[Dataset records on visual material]
__________

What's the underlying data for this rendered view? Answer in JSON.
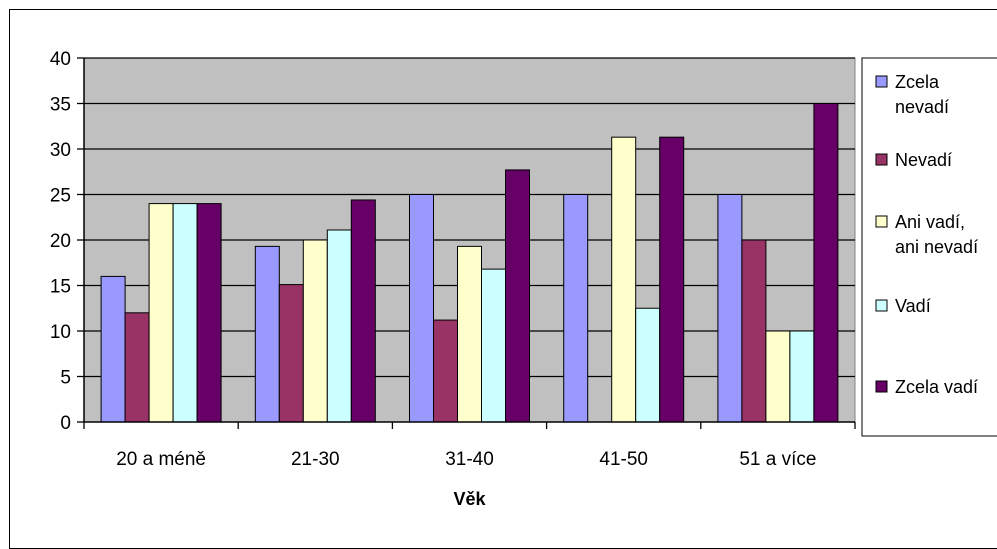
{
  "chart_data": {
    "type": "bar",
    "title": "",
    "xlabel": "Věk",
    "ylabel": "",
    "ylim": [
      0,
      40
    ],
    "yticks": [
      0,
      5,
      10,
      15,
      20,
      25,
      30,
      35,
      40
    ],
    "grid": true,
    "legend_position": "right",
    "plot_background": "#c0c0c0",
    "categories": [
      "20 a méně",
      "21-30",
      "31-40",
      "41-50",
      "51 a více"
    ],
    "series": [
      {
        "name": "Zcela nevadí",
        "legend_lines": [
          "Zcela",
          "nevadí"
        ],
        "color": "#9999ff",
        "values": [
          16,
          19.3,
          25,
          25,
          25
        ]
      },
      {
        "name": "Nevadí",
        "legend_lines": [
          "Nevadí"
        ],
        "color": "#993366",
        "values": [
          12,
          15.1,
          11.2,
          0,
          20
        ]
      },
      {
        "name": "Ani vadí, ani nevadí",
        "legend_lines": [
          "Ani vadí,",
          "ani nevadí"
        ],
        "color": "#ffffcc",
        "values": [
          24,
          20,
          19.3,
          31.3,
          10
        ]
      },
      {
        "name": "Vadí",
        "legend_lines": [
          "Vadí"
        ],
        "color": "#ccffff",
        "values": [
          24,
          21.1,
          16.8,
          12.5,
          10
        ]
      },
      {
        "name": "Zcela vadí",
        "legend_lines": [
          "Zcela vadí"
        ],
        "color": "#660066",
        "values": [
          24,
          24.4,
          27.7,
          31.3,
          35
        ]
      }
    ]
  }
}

__________

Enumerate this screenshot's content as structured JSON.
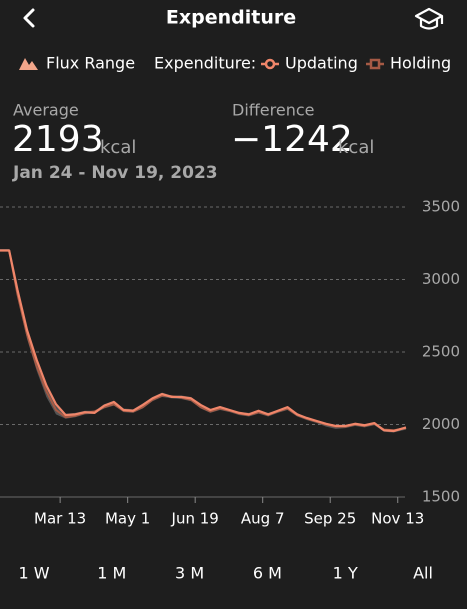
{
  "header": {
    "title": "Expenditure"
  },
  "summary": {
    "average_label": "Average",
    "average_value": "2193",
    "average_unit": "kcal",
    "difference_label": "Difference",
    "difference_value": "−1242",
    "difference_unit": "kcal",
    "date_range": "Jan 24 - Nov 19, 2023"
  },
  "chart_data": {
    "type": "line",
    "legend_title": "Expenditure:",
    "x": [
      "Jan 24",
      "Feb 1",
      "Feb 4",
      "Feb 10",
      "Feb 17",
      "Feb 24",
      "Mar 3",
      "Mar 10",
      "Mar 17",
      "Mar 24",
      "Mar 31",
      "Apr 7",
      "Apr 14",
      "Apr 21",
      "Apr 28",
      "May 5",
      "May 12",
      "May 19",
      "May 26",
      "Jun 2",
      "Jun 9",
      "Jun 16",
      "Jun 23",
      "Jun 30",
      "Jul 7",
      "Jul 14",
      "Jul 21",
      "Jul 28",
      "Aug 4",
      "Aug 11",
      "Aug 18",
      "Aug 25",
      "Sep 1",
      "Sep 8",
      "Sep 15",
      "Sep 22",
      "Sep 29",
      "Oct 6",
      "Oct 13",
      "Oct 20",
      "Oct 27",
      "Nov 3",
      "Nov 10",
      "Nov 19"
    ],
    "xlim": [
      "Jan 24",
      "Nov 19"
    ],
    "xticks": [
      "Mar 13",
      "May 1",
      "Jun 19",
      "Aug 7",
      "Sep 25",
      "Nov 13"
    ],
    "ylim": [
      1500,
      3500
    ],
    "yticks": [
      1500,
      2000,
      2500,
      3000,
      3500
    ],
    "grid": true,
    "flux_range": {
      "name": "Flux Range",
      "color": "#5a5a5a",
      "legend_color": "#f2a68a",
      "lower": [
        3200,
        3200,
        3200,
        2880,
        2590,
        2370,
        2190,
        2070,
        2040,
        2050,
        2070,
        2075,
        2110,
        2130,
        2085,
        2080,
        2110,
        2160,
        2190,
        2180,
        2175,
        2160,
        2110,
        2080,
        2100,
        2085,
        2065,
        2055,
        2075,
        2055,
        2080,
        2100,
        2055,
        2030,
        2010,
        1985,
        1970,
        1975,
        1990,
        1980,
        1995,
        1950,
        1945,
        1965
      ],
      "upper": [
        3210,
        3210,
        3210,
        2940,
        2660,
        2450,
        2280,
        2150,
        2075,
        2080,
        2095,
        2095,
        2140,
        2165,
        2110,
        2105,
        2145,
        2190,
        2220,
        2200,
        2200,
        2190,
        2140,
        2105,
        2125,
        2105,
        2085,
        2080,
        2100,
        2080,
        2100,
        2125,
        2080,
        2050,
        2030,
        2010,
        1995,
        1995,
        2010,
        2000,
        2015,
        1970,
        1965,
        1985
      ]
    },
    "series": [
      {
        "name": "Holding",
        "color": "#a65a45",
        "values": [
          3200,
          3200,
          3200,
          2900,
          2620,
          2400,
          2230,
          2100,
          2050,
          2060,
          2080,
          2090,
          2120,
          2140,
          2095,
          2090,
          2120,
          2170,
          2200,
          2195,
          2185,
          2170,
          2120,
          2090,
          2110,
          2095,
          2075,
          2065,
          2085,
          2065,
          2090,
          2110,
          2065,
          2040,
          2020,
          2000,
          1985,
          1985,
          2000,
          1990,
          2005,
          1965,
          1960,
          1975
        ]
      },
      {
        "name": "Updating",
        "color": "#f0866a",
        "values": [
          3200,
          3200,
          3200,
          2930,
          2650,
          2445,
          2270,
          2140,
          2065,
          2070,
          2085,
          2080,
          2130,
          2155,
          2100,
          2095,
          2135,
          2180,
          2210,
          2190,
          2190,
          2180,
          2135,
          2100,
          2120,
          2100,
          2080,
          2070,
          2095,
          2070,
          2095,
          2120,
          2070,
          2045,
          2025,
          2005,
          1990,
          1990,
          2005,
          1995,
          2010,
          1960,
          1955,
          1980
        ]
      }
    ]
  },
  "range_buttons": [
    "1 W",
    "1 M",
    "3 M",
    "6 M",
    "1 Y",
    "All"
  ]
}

__________

In the material above, find each line that contains the word "name", and select it.

Result of the exercise |
        "name": "Zcela nevadí",
        "name": "Nevadí",
        "name": "Ani vadí, ani nevadí",
        "name": "Vadí",
        "name": "Zcela vadí",
      "name": "Flux Range",
        "name": "Holding",
        "name": "Updating",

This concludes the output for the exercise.